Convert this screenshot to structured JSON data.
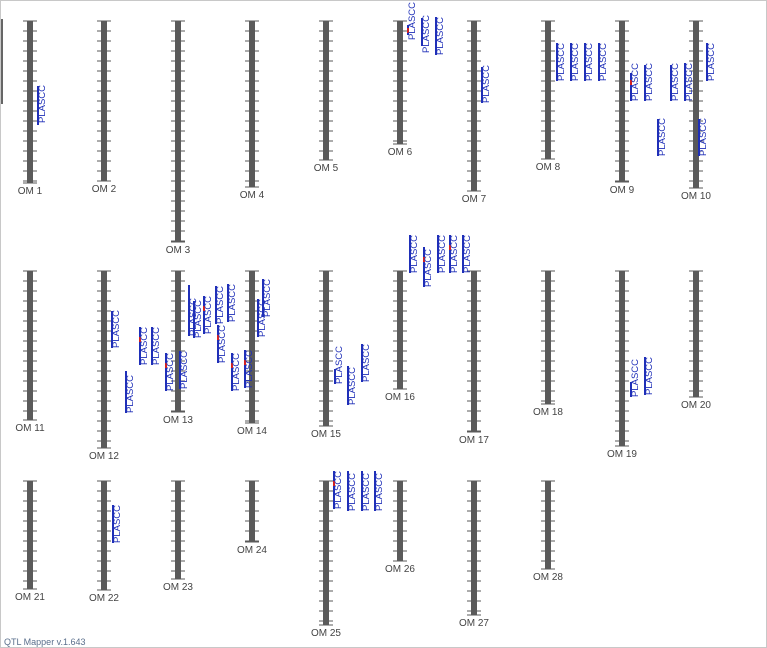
{
  "app": {
    "footer": "QTL Mapper v.1.643"
  },
  "colors": {
    "chromosome": "#5a5a5a",
    "qtl_label": "#1f2fb8",
    "qtl_peak": "#d42020",
    "chrom_label": "#444444"
  },
  "qtl_trait": "PLASCC",
  "chromosomes": [
    {
      "label": "OM 1"
    },
    {
      "label": "OM 2"
    },
    {
      "label": "OM 3"
    },
    {
      "label": "OM 4"
    },
    {
      "label": "OM 5"
    },
    {
      "label": "OM 6"
    },
    {
      "label": "OM 7"
    },
    {
      "label": "OM 8"
    },
    {
      "label": "OM 9"
    },
    {
      "label": "OM 10"
    },
    {
      "label": "OM 11"
    },
    {
      "label": "OM 12"
    },
    {
      "label": "OM 13"
    },
    {
      "label": "OM 14"
    },
    {
      "label": "OM 15"
    },
    {
      "label": "OM 16"
    },
    {
      "label": "OM 17"
    },
    {
      "label": "OM 18"
    },
    {
      "label": "OM 19"
    },
    {
      "label": "OM 20"
    },
    {
      "label": "OM 21"
    },
    {
      "label": "OM 22"
    },
    {
      "label": "OM 23"
    },
    {
      "label": "OM 24"
    },
    {
      "label": "OM 25"
    },
    {
      "label": "OM 26"
    },
    {
      "label": "OM 27"
    },
    {
      "label": "OM 28"
    }
  ],
  "qtls": [
    {
      "chrom": "OM 1",
      "label": "PLASCC"
    },
    {
      "chrom": "OM 6",
      "label": "PLASCC"
    },
    {
      "chrom": "OM 6",
      "label": "PLASCC"
    },
    {
      "chrom": "OM 6",
      "label": "PLASCC"
    },
    {
      "chrom": "OM 7",
      "label": "PLASCC"
    },
    {
      "chrom": "OM 8",
      "label": "PLASCC"
    },
    {
      "chrom": "OM 8",
      "label": "PLASCC"
    },
    {
      "chrom": "OM 8",
      "label": "PLASCC"
    },
    {
      "chrom": "OM 8",
      "label": "PLASCC"
    },
    {
      "chrom": "OM 9",
      "label": "PLASCC"
    },
    {
      "chrom": "OM 9",
      "label": "PLASCC"
    },
    {
      "chrom": "OM 9",
      "label": "PLASCC"
    },
    {
      "chrom": "OM 10",
      "label": "PLASCC"
    },
    {
      "chrom": "OM 10",
      "label": "PLASCC"
    },
    {
      "chrom": "OM 10",
      "label": "PLASCC"
    },
    {
      "chrom": "OM 10",
      "label": "PLASCC"
    },
    {
      "chrom": "OM 12",
      "label": "PLASCC"
    },
    {
      "chrom": "OM 12",
      "label": "PLASCC"
    },
    {
      "chrom": "OM 12",
      "label": "PLASCC"
    },
    {
      "chrom": "OM 12",
      "label": "PLASCC"
    },
    {
      "chrom": "OM 13",
      "label": "PLASCC"
    },
    {
      "chrom": "OM 13",
      "label": "PLASCC"
    },
    {
      "chrom": "OM 13",
      "label": "PLASCC"
    },
    {
      "chrom": "OM 13",
      "label": "PLASCC"
    },
    {
      "chrom": "OM 13",
      "label": "PLASCC"
    },
    {
      "chrom": "OM 13",
      "label": "PLASCC"
    },
    {
      "chrom": "OM 13",
      "label": "PLASCC"
    },
    {
      "chrom": "OM 13",
      "label": "PLASCC"
    },
    {
      "chrom": "OM 13",
      "label": "PLASCC"
    },
    {
      "chrom": "OM 14",
      "label": "PLASCC"
    },
    {
      "chrom": "OM 14",
      "label": "PLASCC"
    },
    {
      "chrom": "OM 14",
      "label": "PLASCC"
    },
    {
      "chrom": "OM 14",
      "label": "PLASCC"
    },
    {
      "chrom": "OM 15",
      "label": "PLASCC"
    },
    {
      "chrom": "OM 15",
      "label": "PLASCC"
    },
    {
      "chrom": "OM 15",
      "label": "PLASCC"
    },
    {
      "chrom": "OM 16",
      "label": "PLASCC"
    },
    {
      "chrom": "OM 16",
      "label": "PLASCC"
    },
    {
      "chrom": "OM 16",
      "label": "PLASCC"
    },
    {
      "chrom": "OM 16",
      "label": "PLASCC"
    },
    {
      "chrom": "OM 16",
      "label": "PLASCC"
    },
    {
      "chrom": "OM 19",
      "label": "PLASCC"
    },
    {
      "chrom": "OM 19",
      "label": "PLASCC"
    },
    {
      "chrom": "OM 22",
      "label": "PLASCC"
    },
    {
      "chrom": "OM 25",
      "label": "PLASCC"
    },
    {
      "chrom": "OM 25",
      "label": "PLASCC"
    },
    {
      "chrom": "OM 25",
      "label": "PLASCC"
    },
    {
      "chrom": "OM 25",
      "label": "PLASCC"
    }
  ]
}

______

Quote the records above exactly, leaving out any pictures.

== Exercise result ==
Convert this screenshot to structured JSON data.
{
  "app": {
    "footer": "QTL Mapper v.1.643"
  },
  "colors": {
    "chromosome": "#5a5a5a",
    "qtl_label": "#1f2fb8",
    "qtl_peak": "#d42020",
    "chrom_label": "#444444"
  },
  "qtl_trait": "PLASCC",
  "chromosomes": [
    {
      "label": "OM 1"
    },
    {
      "label": "OM 2"
    },
    {
      "label": "OM 3"
    },
    {
      "label": "OM 4"
    },
    {
      "label": "OM 5"
    },
    {
      "label": "OM 6"
    },
    {
      "label": "OM 7"
    },
    {
      "label": "OM 8"
    },
    {
      "label": "OM 9"
    },
    {
      "label": "OM 10"
    },
    {
      "label": "OM 11"
    },
    {
      "label": "OM 12"
    },
    {
      "label": "OM 13"
    },
    {
      "label": "OM 14"
    },
    {
      "label": "OM 15"
    },
    {
      "label": "OM 16"
    },
    {
      "label": "OM 17"
    },
    {
      "label": "OM 18"
    },
    {
      "label": "OM 19"
    },
    {
      "label": "OM 20"
    },
    {
      "label": "OM 21"
    },
    {
      "label": "OM 22"
    },
    {
      "label": "OM 23"
    },
    {
      "label": "OM 24"
    },
    {
      "label": "OM 25"
    },
    {
      "label": "OM 26"
    },
    {
      "label": "OM 27"
    },
    {
      "label": "OM 28"
    }
  ],
  "qtls": [
    {
      "chrom": "OM 1",
      "label": "PLASCC"
    },
    {
      "chrom": "OM 6",
      "label": "PLASCC"
    },
    {
      "chrom": "OM 6",
      "label": "PLASCC"
    },
    {
      "chrom": "OM 6",
      "label": "PLASCC"
    },
    {
      "chrom": "OM 7",
      "label": "PLASCC"
    },
    {
      "chrom": "OM 8",
      "label": "PLASCC"
    },
    {
      "chrom": "OM 8",
      "label": "PLASCC"
    },
    {
      "chrom": "OM 8",
      "label": "PLASCC"
    },
    {
      "chrom": "OM 8",
      "label": "PLASCC"
    },
    {
      "chrom": "OM 9",
      "label": "PLASCC"
    },
    {
      "chrom": "OM 9",
      "label": "PLASCC"
    },
    {
      "chrom": "OM 9",
      "label": "PLASCC"
    },
    {
      "chrom": "OM 10",
      "label": "PLASCC"
    },
    {
      "chrom": "OM 10",
      "label": "PLASCC"
    },
    {
      "chrom": "OM 10",
      "label": "PLASCC"
    },
    {
      "chrom": "OM 10",
      "label": "PLASCC"
    },
    {
      "chrom": "OM 12",
      "label": "PLASCC"
    },
    {
      "chrom": "OM 12",
      "label": "PLASCC"
    },
    {
      "chrom": "OM 12",
      "label": "PLASCC"
    },
    {
      "chrom": "OM 12",
      "label": "PLASCC"
    },
    {
      "chrom": "OM 13",
      "label": "PLASCC"
    },
    {
      "chrom": "OM 13",
      "label": "PLASCC"
    },
    {
      "chrom": "OM 13",
      "label": "PLASCC"
    },
    {
      "chrom": "OM 13",
      "label": "PLASCC"
    },
    {
      "chrom": "OM 13",
      "label": "PLASCC"
    },
    {
      "chrom": "OM 13",
      "label": "PLASCC"
    },
    {
      "chrom": "OM 13",
      "label": "PLASCC"
    },
    {
      "chrom": "OM 13",
      "label": "PLASCC"
    },
    {
      "chrom": "OM 13",
      "label": "PLASCC"
    },
    {
      "chrom": "OM 14",
      "label": "PLASCC"
    },
    {
      "chrom": "OM 14",
      "label": "PLASCC"
    },
    {
      "chrom": "OM 14",
      "label": "PLASCC"
    },
    {
      "chrom": "OM 14",
      "label": "PLASCC"
    },
    {
      "chrom": "OM 15",
      "label": "PLASCC"
    },
    {
      "chrom": "OM 15",
      "label": "PLASCC"
    },
    {
      "chrom": "OM 15",
      "label": "PLASCC"
    },
    {
      "chrom": "OM 16",
      "label": "PLASCC"
    },
    {
      "chrom": "OM 16",
      "label": "PLASCC"
    },
    {
      "chrom": "OM 16",
      "label": "PLASCC"
    },
    {
      "chrom": "OM 16",
      "label": "PLASCC"
    },
    {
      "chrom": "OM 16",
      "label": "PLASCC"
    },
    {
      "chrom": "OM 19",
      "label": "PLASCC"
    },
    {
      "chrom": "OM 19",
      "label": "PLASCC"
    },
    {
      "chrom": "OM 22",
      "label": "PLASCC"
    },
    {
      "chrom": "OM 25",
      "label": "PLASCC"
    },
    {
      "chrom": "OM 25",
      "label": "PLASCC"
    },
    {
      "chrom": "OM 25",
      "label": "PLASCC"
    },
    {
      "chrom": "OM 25",
      "label": "PLASCC"
    }
  ]
}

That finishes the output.